Restate the records below word for word.
------ The records ------
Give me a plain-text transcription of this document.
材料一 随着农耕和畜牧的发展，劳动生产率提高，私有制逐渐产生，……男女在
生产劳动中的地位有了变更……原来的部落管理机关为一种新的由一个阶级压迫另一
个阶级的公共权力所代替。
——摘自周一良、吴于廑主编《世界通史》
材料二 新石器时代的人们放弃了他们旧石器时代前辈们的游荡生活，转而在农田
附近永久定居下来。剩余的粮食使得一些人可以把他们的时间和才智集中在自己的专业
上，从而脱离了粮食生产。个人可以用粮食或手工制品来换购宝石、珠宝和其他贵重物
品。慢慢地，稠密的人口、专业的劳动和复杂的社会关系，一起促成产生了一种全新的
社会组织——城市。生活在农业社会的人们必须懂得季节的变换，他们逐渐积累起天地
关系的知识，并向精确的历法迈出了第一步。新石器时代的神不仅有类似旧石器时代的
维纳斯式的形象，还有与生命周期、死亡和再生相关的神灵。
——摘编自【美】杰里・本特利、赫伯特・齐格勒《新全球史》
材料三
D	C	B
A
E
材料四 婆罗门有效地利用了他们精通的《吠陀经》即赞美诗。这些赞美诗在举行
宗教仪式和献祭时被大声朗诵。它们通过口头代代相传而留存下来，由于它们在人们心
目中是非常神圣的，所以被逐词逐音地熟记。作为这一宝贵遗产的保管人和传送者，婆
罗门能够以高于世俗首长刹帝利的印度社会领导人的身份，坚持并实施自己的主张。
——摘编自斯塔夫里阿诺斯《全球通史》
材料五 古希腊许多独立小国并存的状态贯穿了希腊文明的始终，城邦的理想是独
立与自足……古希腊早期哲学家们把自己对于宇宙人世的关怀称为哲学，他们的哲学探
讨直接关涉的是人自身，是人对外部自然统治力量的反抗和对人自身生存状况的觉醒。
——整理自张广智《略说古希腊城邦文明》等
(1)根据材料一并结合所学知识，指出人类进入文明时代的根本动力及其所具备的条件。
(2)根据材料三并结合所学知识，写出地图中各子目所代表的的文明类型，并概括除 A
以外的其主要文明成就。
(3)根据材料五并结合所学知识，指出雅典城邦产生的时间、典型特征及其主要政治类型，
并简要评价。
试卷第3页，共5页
------
Response below -
Give me a plain-text transcription of this document.
材料一 随着农耕和畜牧的发展，劳动生产率提高，私有制逐渐产生，……男女在
生产劳动中的地位有了变更……原来的部落管理机关为一种新的由一个阶级压迫另一
个阶级的公共权力所代替。
——摘自周一良、吴于廑主编《世界通史》
材料二 新石器时代的人们放弃了他们旧石器时代前辈们的游荡生活，转而在农田
附近永久定居下来。剩余的粮食使得一些人可以把他们的时间和才智集中在自己的专业
上，从而脱离了粮食生产。个人可以用粮食或手工制品来换购宝石、珠宝和其他贵重物
品。慢慢地，稠密的人口、专业的劳动和复杂的社会关系，一起促成产生了一种全新的
社会组织——城市。生活在农业社会的人们必须懂得季节的变换，他们逐渐积累起天地
关系的知识，并向精确的历法迈出了第一步。新石器时代的神不仅有类似旧石器时代的
维纳斯式的形象，还有与生命周期、死亡和再生相关的神灵。
——摘编自【美】杰里・本特利、赫伯特・齐格勒《新全球史》
材料三
D	C	B
A
E
材料四 婆罗门有效地利用了他们精通的《吠陀经》即赞美诗。这些赞美诗在举行
宗教仪式和献祭时被大声朗诵。它们通过口头代代相传而留存下来，由于它们在人们心
目中是非常神圣的，所以被逐词逐音地熟记。作为这一宝贵遗产的保管人和传送者，婆
罗门能够以高于世俗首长刹帝利的印度社会领导人的身份，坚持并实施自己的主张。
——摘编自斯塔夫里阿诺斯《全球通史》
材料五 古希腊许多独立小国并存的状态贯穿了希腊文明的始终，城邦的理想是独
立与自足……古希腊早期哲学家们把自己对于宇宙人世的关怀称为哲学，他们的哲学探
讨直接关涉的是人自身，是人对外部自然统治力量的反抗和对人自身生存状况的觉醒。
——整理自张广智《略说古希腊城邦文明》等
(1)根据材料一并结合所学知识，指出人类进入文明时代的根本动力及其所具备的条件。
(2)根据材料三并结合所学知识，写出地图中各子目所代表的的文明类型，并概括除 A
以外的其主要文明成就。
(3)根据材料五并结合所学知识，指出雅典城邦产生的时间、典型特征及其主要政治类型，
并简要评价。
试卷第3页，共5页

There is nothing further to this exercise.